**Work to do**
Pull out every line of the listing below where "image" appears.

Source data:
>>>>
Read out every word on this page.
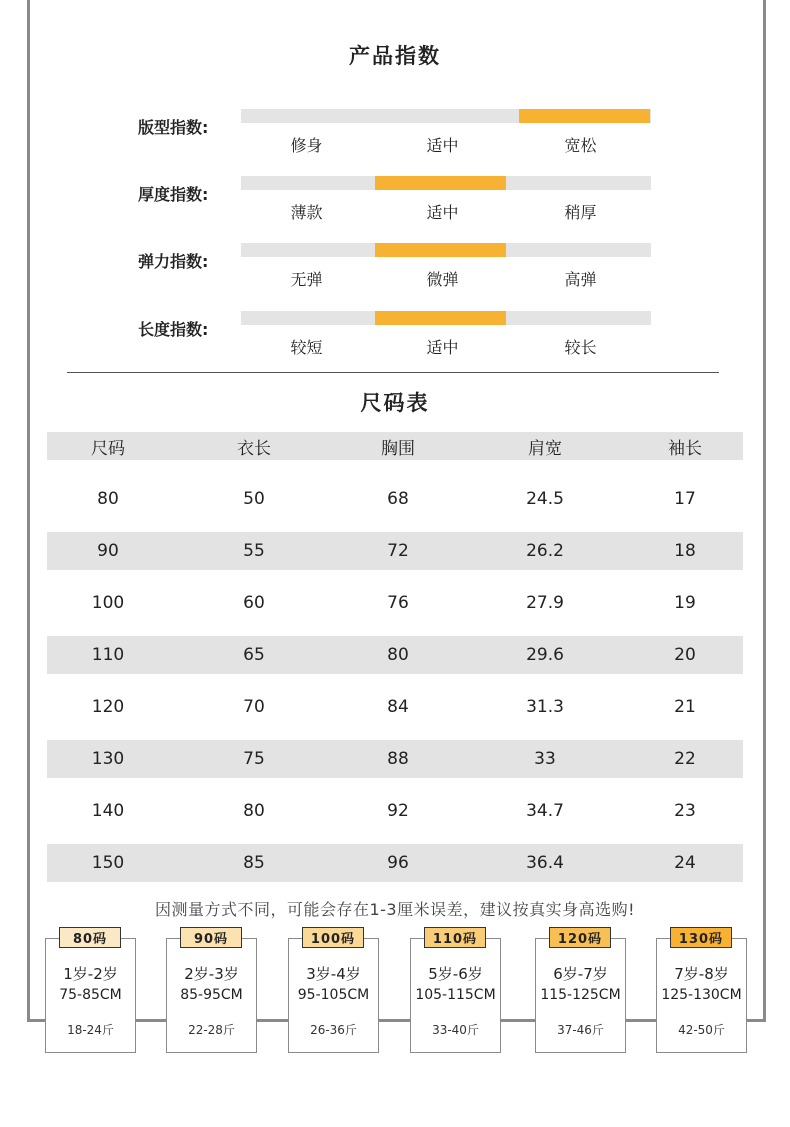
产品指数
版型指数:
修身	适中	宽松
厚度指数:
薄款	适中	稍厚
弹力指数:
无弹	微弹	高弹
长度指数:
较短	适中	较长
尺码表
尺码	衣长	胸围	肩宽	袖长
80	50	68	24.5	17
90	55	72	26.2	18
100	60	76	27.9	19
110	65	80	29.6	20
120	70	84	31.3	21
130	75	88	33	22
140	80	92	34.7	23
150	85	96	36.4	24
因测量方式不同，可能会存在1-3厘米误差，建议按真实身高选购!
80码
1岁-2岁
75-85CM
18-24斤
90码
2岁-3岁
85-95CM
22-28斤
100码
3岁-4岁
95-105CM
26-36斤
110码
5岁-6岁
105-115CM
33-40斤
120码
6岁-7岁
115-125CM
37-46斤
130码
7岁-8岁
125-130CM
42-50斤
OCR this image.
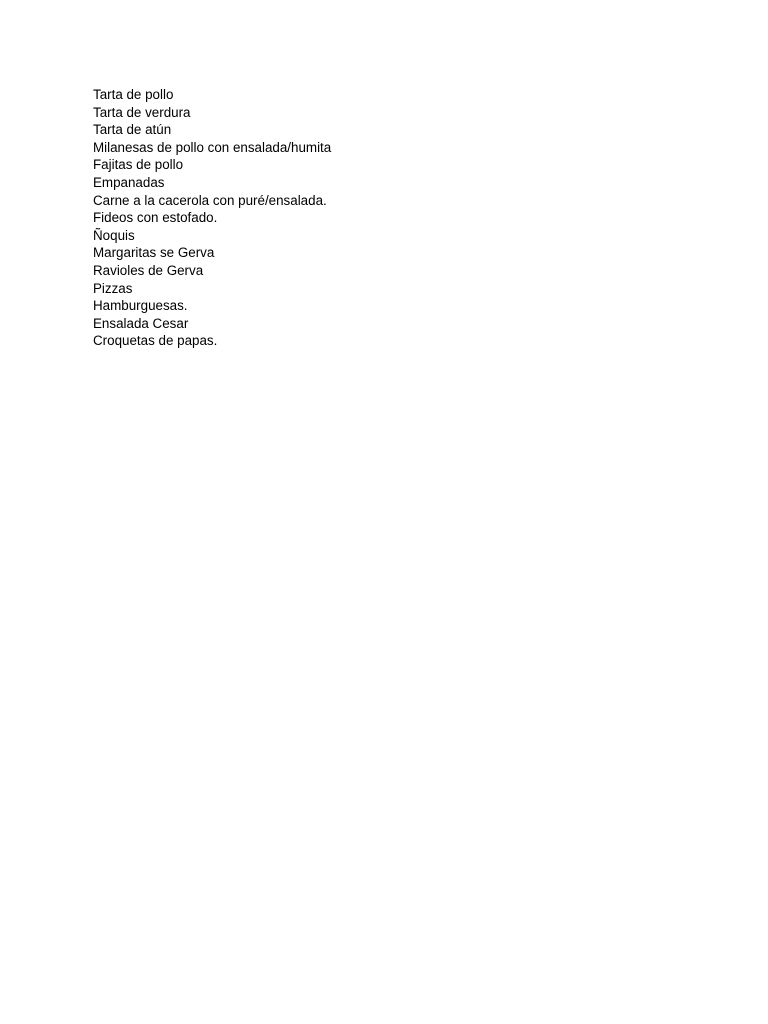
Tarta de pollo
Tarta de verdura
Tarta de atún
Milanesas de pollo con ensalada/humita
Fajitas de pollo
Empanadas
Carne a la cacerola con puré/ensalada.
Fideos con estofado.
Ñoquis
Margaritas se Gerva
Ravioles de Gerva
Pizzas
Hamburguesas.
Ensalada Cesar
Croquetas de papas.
<<<<
>>>>
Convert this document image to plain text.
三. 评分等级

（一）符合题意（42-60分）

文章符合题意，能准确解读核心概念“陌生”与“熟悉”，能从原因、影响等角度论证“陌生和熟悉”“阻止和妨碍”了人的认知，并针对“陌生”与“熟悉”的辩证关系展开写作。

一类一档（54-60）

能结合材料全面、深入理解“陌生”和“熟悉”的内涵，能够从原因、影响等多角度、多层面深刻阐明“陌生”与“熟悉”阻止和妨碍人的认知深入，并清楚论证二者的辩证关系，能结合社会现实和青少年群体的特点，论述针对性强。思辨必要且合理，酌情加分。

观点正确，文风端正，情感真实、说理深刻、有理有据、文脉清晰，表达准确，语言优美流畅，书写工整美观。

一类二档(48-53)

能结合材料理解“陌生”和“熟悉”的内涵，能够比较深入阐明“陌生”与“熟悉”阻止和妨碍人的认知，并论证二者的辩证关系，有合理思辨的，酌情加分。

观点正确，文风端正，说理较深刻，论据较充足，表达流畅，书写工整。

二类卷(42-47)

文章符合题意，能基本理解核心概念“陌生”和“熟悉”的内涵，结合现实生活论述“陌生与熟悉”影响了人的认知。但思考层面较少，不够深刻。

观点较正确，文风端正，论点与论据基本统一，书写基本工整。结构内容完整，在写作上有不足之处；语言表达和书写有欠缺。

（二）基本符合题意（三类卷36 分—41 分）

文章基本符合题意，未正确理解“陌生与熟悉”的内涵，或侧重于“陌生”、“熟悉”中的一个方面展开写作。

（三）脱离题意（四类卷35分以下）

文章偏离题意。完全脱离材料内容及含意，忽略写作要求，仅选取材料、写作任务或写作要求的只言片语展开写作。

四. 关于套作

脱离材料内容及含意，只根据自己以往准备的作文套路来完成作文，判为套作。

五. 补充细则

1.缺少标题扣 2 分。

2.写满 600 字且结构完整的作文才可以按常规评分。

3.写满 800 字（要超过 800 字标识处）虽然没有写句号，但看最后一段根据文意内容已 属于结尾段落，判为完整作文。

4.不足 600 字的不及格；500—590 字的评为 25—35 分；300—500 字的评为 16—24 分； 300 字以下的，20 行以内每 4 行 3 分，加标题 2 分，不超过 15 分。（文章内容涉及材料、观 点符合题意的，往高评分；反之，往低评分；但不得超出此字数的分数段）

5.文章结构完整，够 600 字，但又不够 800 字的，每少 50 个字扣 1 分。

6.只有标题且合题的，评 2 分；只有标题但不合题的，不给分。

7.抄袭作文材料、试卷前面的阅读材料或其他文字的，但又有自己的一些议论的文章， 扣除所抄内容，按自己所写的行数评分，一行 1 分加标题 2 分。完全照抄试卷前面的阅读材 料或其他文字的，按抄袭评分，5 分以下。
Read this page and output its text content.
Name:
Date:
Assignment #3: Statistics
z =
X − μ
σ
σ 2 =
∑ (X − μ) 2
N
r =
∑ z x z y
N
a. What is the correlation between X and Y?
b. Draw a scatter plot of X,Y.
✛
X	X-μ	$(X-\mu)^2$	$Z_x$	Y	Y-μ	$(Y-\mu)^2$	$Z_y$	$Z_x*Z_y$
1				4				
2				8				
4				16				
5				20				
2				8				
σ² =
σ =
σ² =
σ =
<<<<
>>>>
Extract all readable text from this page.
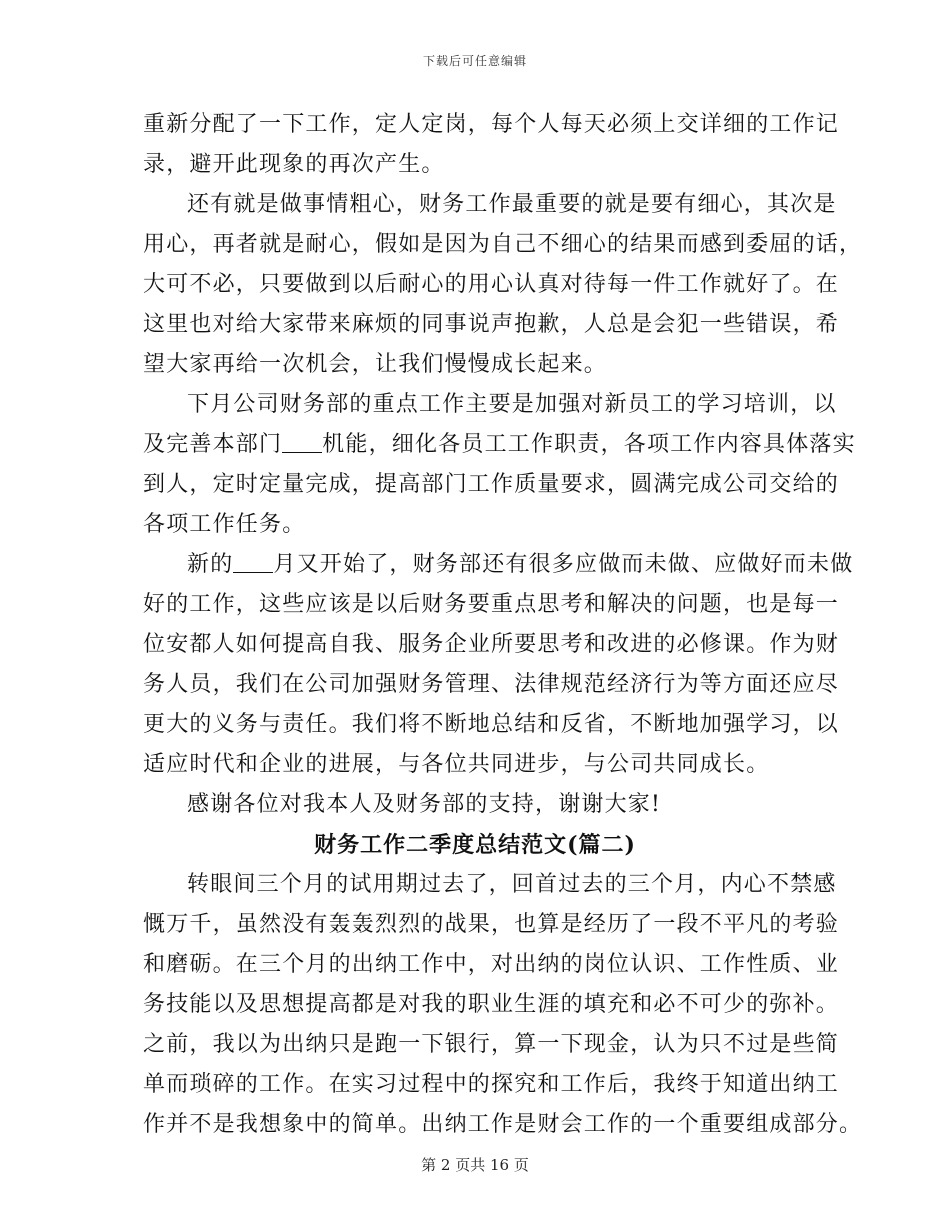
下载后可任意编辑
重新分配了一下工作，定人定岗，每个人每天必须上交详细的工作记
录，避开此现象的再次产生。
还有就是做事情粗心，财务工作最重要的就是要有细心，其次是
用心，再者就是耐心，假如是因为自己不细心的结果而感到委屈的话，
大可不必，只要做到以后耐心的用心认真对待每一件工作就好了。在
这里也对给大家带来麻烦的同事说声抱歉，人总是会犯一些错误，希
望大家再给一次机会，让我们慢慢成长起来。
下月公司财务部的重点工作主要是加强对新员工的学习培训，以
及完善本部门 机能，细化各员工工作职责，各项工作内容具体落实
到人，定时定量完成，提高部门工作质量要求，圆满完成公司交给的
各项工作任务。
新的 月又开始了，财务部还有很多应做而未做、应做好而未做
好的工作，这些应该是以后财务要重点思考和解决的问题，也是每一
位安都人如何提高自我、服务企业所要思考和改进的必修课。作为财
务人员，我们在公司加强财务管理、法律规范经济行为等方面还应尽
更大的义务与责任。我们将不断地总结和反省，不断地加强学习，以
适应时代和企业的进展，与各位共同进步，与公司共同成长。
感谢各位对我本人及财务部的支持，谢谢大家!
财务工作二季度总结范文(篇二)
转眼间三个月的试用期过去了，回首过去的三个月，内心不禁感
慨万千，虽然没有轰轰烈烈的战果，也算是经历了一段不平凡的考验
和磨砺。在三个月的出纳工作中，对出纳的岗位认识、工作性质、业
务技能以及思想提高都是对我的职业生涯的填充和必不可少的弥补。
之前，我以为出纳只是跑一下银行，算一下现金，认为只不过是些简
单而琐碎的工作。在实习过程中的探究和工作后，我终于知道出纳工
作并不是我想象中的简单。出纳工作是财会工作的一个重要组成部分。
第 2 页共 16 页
<<<<
**Exercise output**
OCR this image.
Convert this document image to plain text.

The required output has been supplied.